WORK TASK — Check every line of the material for the word "title". Copy those that have it.

Start of Block

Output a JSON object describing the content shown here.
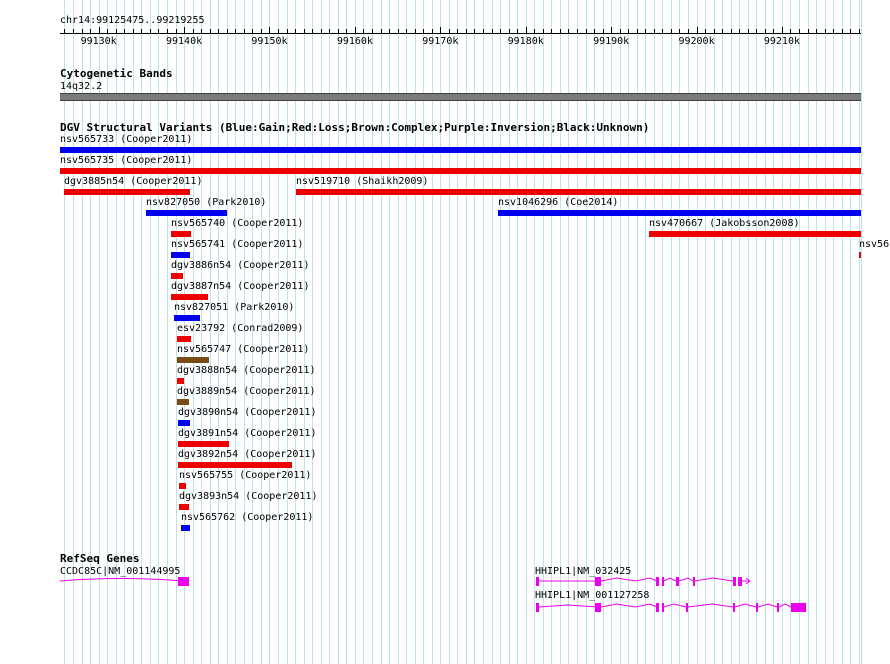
{
  "location": "chr14:99125475..99219255",
  "ruler": {
    "start": 99125475,
    "end": 99219255,
    "ticks": [
      "99130k",
      "99140k",
      "99150k",
      "99160k",
      "99170k",
      "99180k",
      "99190k",
      "99200k",
      "99210k"
    ]
  },
  "cytoband": {
    "title": "Cytogenetic Bands",
    "band": "14q32.2",
    "color": "#7a7a7a"
  },
  "dgv": {
    "title": "DGV Structural Variants (Blue:Gain;Red:Loss;Brown:Complex;Purple:Inversion;Black:Unknown)",
    "colors": {
      "gain": "#0000ee",
      "loss": "#ee0000",
      "complex": "#7a4a14"
    },
    "features": [
      {
        "label": "nsv565733 (Cooper2011)",
        "start": 99125475,
        "end": 99219255,
        "type": "gain"
      },
      {
        "label": "nsv565735 (Cooper2011)",
        "start": 99125475,
        "end": 99219255,
        "type": "loss"
      },
      {
        "label": "dgv3885n54 (Cooper2011)",
        "start": 99125900,
        "end": 99140700,
        "type": "loss"
      },
      {
        "label": "nsv519710 (Shaikh2009)",
        "start": 99153100,
        "end": 99219255,
        "type": "loss"
      },
      {
        "label": "nsv827050 (Park2010)",
        "start": 99135600,
        "end": 99145100,
        "type": "gain"
      },
      {
        "label": "nsv1046296 (Coe2014)",
        "start": 99176700,
        "end": 99219255,
        "type": "gain"
      },
      {
        "label": "nsv565740 (Cooper2011)",
        "start": 99138500,
        "end": 99140800,
        "type": "loss"
      },
      {
        "label": "nsv470667 (Jakobsson2008)",
        "start": 99194400,
        "end": 99219255,
        "type": "loss"
      },
      {
        "label": "nsv565741 (Cooper2011)",
        "start": 99138500,
        "end": 99140700,
        "type": "gain"
      },
      {
        "label": "nsv56",
        "start": 99219050,
        "end": 99219255,
        "type": "loss"
      },
      {
        "label": "dgv3886n54 (Cooper2011)",
        "start": 99138500,
        "end": 99139900,
        "type": "loss"
      },
      {
        "label": "dgv3887n54 (Cooper2011)",
        "start": 99138500,
        "end": 99142800,
        "type": "loss"
      },
      {
        "label": "nsv827051 (Park2010)",
        "start": 99138800,
        "end": 99141800,
        "type": "gain"
      },
      {
        "label": "esv23792 (Conrad2009)",
        "start": 99139200,
        "end": 99140800,
        "type": "loss"
      },
      {
        "label": "nsv565747 (Cooper2011)",
        "start": 99139200,
        "end": 99143000,
        "type": "complex"
      },
      {
        "label": "dgv3888n54 (Cooper2011)",
        "start": 99139200,
        "end": 99140000,
        "type": "loss"
      },
      {
        "label": "dgv3889n54 (Cooper2011)",
        "start": 99139200,
        "end": 99140600,
        "type": "complex"
      },
      {
        "label": "dgv3890n54 (Cooper2011)",
        "start": 99139300,
        "end": 99140700,
        "type": "gain"
      },
      {
        "label": "dgv3891n54 (Cooper2011)",
        "start": 99139300,
        "end": 99145300,
        "type": "loss"
      },
      {
        "label": "dgv3892n54 (Cooper2011)",
        "start": 99139300,
        "end": 99152700,
        "type": "loss"
      },
      {
        "label": "nsv565755 (Cooper2011)",
        "start": 99139400,
        "end": 99140200,
        "type": "loss"
      },
      {
        "label": "dgv3893n54 (Cooper2011)",
        "start": 99139400,
        "end": 99140600,
        "type": "loss"
      },
      {
        "label": "nsv565762 (Cooper2011)",
        "start": 99139600,
        "end": 99140600,
        "type": "gain"
      }
    ]
  },
  "refseq": {
    "title": "RefSeq Genes",
    "color": "#ee00ee",
    "genes": [
      {
        "label": "CCDC85C|NM_001144995"
      },
      {
        "label": "HHIPL1|NM_032425"
      },
      {
        "label": "HHIPL1|NM_001127258"
      }
    ]
  }
}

End of Block

EXERCISE OUTPUT —
    "title": "Cytogenetic Bands",
    "title": "DGV Structural Variants (Blue:Gain;Red:Loss;Brown:Complex;Purple:Inversion;Black:Unknown)",
    "title": "RefSeq Genes",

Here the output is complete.